* PROBLEM REQUIREMENTS
Scan the data below for the string "diamond". Show every line where it turns up.

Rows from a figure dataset
· · ·

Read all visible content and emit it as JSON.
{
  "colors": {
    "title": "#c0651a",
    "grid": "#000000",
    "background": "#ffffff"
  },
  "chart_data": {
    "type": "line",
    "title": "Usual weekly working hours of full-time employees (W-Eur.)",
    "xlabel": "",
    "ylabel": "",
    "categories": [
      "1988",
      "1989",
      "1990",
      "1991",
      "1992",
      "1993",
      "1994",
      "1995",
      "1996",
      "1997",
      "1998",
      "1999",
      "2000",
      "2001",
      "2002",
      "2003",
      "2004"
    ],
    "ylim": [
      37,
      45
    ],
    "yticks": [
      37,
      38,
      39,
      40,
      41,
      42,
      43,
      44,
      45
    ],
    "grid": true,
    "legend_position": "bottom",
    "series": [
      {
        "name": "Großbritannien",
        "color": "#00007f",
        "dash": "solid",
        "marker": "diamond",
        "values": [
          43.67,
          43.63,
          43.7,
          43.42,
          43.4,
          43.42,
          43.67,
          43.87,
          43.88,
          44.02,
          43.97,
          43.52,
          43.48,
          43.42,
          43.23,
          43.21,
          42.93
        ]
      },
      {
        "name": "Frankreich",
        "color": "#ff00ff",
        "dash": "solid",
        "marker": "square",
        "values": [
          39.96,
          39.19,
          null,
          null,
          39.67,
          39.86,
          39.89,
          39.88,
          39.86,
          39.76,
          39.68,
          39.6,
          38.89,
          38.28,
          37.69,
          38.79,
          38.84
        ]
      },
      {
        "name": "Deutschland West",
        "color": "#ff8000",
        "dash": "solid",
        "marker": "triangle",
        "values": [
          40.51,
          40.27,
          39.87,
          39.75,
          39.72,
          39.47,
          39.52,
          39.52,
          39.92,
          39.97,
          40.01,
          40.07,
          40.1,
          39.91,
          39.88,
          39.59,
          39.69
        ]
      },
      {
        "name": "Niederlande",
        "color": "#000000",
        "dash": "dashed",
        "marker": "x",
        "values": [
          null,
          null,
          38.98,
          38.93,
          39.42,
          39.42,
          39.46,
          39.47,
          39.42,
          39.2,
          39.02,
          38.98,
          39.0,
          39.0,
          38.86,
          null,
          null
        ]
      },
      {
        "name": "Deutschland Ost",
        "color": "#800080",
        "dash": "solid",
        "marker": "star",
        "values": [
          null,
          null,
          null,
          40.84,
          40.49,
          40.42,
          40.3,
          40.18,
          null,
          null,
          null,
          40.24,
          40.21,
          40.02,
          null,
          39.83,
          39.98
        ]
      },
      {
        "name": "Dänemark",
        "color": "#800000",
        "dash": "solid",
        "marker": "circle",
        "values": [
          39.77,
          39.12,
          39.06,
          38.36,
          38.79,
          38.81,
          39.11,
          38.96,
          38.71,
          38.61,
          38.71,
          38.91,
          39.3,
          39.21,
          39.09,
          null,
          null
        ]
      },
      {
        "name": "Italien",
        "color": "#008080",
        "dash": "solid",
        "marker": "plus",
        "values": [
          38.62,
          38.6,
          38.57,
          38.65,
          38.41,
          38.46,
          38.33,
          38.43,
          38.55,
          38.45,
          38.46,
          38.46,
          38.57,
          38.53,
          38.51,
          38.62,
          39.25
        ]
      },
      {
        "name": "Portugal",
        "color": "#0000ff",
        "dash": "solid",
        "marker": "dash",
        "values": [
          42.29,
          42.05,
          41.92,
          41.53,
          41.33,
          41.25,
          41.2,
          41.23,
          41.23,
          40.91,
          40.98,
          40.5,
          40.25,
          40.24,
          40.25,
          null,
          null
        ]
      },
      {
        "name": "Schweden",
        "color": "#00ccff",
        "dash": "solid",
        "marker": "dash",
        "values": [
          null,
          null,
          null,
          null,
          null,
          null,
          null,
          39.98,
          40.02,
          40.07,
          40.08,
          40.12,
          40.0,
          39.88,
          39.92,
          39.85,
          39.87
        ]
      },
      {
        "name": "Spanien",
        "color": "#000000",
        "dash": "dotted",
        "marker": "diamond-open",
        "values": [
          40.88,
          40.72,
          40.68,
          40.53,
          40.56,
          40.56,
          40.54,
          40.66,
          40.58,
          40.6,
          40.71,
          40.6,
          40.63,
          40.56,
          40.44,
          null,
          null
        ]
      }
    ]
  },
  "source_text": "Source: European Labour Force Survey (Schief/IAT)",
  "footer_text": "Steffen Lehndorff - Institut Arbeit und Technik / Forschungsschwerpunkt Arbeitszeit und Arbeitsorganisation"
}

· · ·

* RESPONSE
        "marker": "diamond",
        "marker": "diamond-open",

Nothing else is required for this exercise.